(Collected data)
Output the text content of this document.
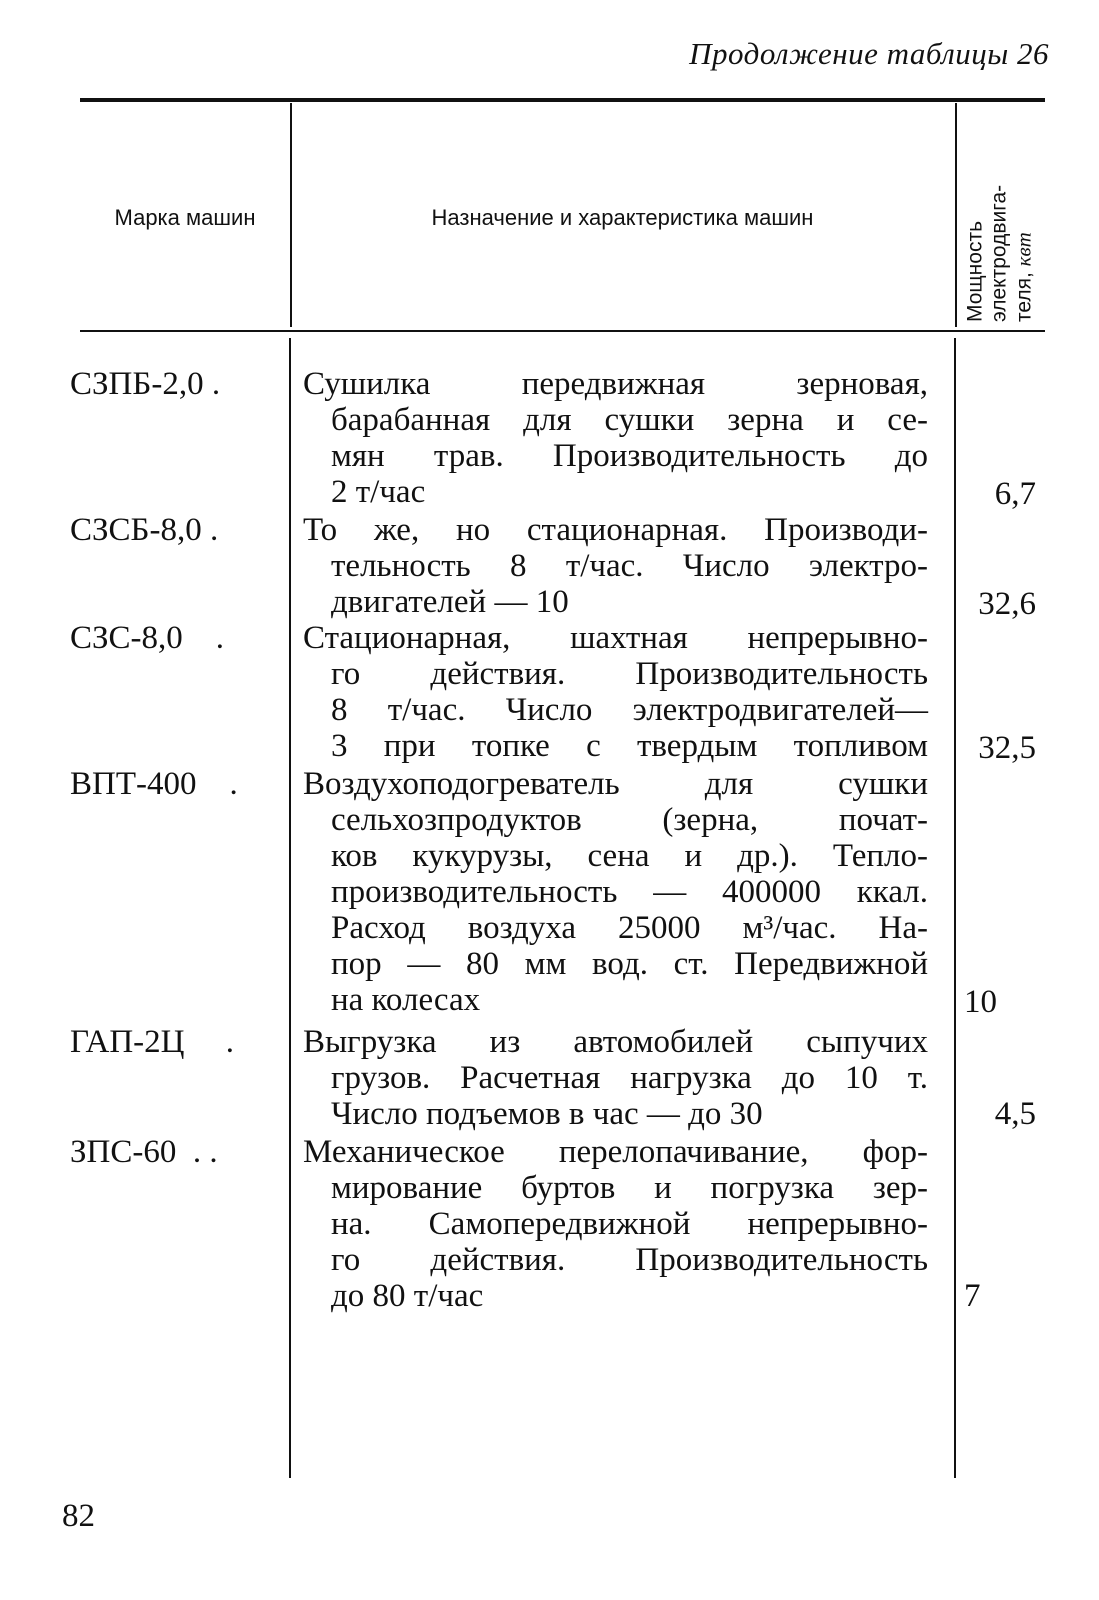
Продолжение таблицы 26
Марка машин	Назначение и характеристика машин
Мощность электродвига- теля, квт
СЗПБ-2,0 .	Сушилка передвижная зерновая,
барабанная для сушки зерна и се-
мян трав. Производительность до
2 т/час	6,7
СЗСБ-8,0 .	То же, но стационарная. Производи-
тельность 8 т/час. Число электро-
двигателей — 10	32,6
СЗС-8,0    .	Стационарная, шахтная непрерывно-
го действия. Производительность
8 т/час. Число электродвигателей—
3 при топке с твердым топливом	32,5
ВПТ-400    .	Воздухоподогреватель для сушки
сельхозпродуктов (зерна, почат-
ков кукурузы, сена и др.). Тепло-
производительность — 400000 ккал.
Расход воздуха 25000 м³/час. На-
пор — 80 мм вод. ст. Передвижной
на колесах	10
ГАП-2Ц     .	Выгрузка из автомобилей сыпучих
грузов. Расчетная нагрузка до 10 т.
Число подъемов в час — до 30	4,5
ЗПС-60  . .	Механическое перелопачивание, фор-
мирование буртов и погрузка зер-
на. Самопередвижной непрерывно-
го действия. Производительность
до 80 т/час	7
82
* * *
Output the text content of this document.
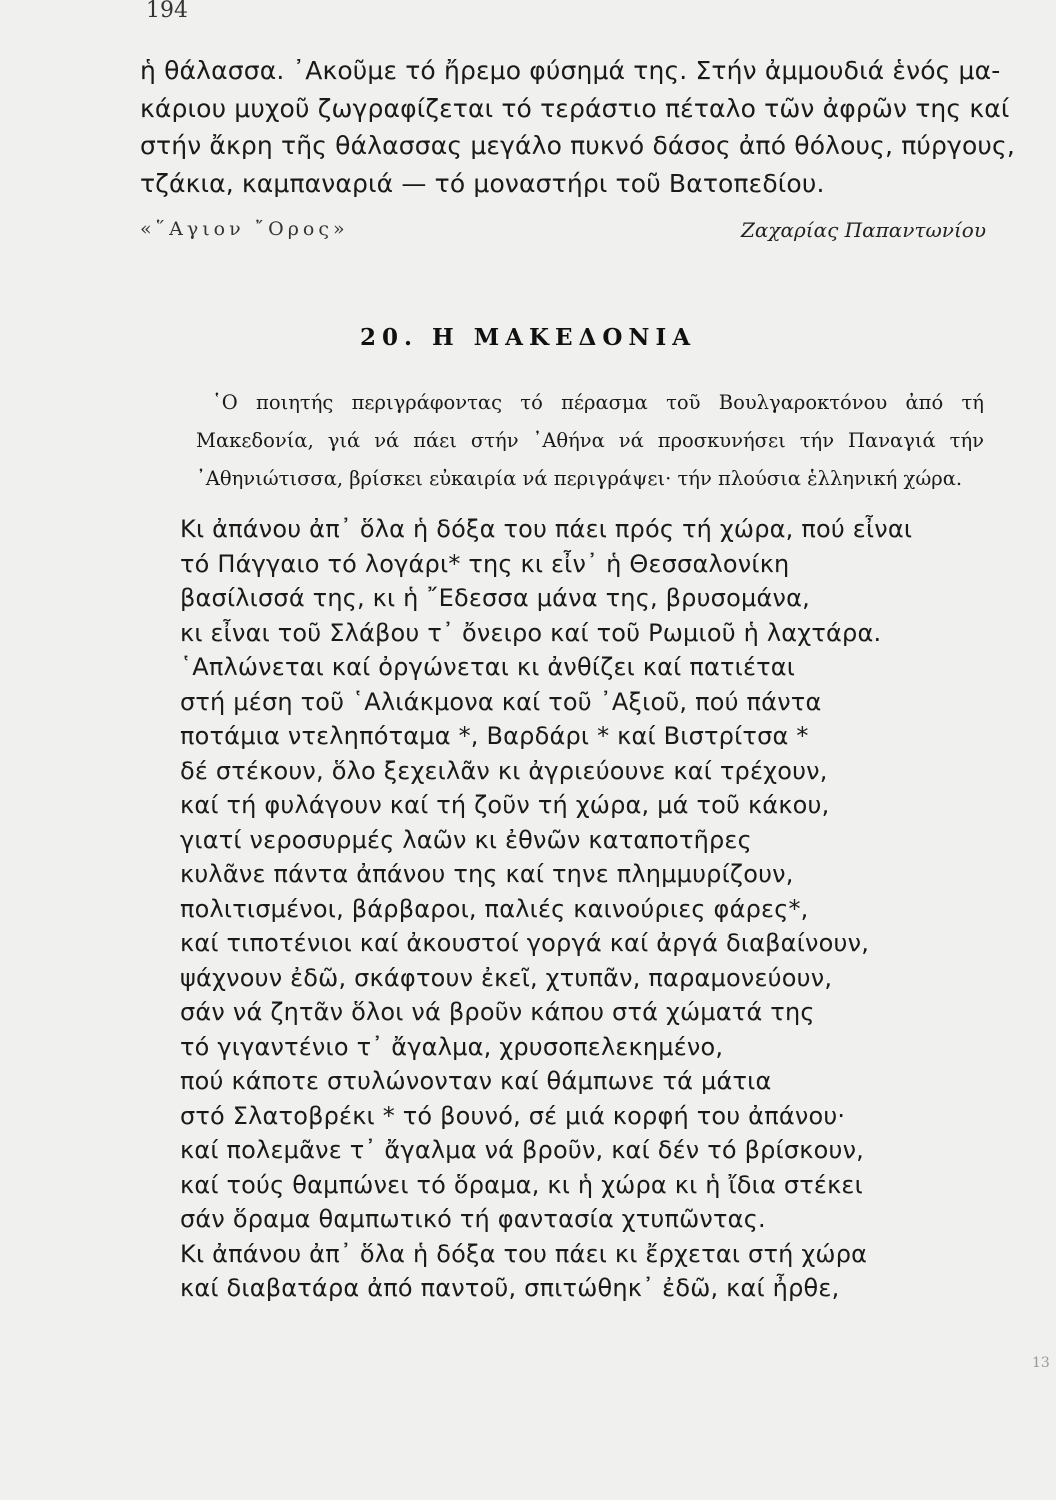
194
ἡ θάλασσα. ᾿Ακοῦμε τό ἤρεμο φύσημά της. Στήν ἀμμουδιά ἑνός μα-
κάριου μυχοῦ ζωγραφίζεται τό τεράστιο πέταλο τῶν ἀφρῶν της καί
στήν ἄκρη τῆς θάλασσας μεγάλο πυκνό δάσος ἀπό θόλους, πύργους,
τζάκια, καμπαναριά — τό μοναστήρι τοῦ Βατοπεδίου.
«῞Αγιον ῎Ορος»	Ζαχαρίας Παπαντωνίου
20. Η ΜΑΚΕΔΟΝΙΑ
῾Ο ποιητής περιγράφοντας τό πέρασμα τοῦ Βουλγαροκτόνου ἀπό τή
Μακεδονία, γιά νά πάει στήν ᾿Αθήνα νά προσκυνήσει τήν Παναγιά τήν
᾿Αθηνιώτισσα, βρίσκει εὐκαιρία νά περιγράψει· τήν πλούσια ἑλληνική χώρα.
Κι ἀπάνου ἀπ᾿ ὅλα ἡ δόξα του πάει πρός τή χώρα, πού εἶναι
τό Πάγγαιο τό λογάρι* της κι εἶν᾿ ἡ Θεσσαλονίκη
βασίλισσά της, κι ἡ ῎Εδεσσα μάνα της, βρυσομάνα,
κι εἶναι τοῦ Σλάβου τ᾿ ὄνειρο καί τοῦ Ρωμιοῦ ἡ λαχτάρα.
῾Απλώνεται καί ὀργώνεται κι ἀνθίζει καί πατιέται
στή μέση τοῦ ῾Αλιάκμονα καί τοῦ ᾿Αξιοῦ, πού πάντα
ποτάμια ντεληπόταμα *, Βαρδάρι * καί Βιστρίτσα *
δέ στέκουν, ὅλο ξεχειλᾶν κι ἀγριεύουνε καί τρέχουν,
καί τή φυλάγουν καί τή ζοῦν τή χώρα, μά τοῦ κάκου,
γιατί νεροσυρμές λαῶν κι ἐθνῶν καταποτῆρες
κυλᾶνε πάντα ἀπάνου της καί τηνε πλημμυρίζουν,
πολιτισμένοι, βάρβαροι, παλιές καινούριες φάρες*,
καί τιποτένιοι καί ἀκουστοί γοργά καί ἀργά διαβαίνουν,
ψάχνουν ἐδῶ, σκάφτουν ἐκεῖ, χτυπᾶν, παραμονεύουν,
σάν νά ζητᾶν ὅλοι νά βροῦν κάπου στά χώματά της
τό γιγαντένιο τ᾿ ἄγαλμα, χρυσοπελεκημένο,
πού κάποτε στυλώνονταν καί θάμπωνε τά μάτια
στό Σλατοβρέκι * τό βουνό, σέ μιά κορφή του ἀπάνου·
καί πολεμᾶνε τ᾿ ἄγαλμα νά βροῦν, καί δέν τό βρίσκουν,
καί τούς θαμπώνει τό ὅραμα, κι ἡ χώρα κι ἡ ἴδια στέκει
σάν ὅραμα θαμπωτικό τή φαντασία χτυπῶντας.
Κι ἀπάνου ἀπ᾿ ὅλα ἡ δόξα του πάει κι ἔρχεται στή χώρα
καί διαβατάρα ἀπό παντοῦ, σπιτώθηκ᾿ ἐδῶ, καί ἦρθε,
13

» **GOAL**:
Write out every line of the preceding listing that contains "βροῦν".

» **REPLY**:
σάν νά ζητᾶν ὅλοι νά βροῦν κάπου στά χώματά της
καί πολεμᾶνε τ᾿ ἄγαλμα νά βροῦν, καί δέν τό βρίσκουν,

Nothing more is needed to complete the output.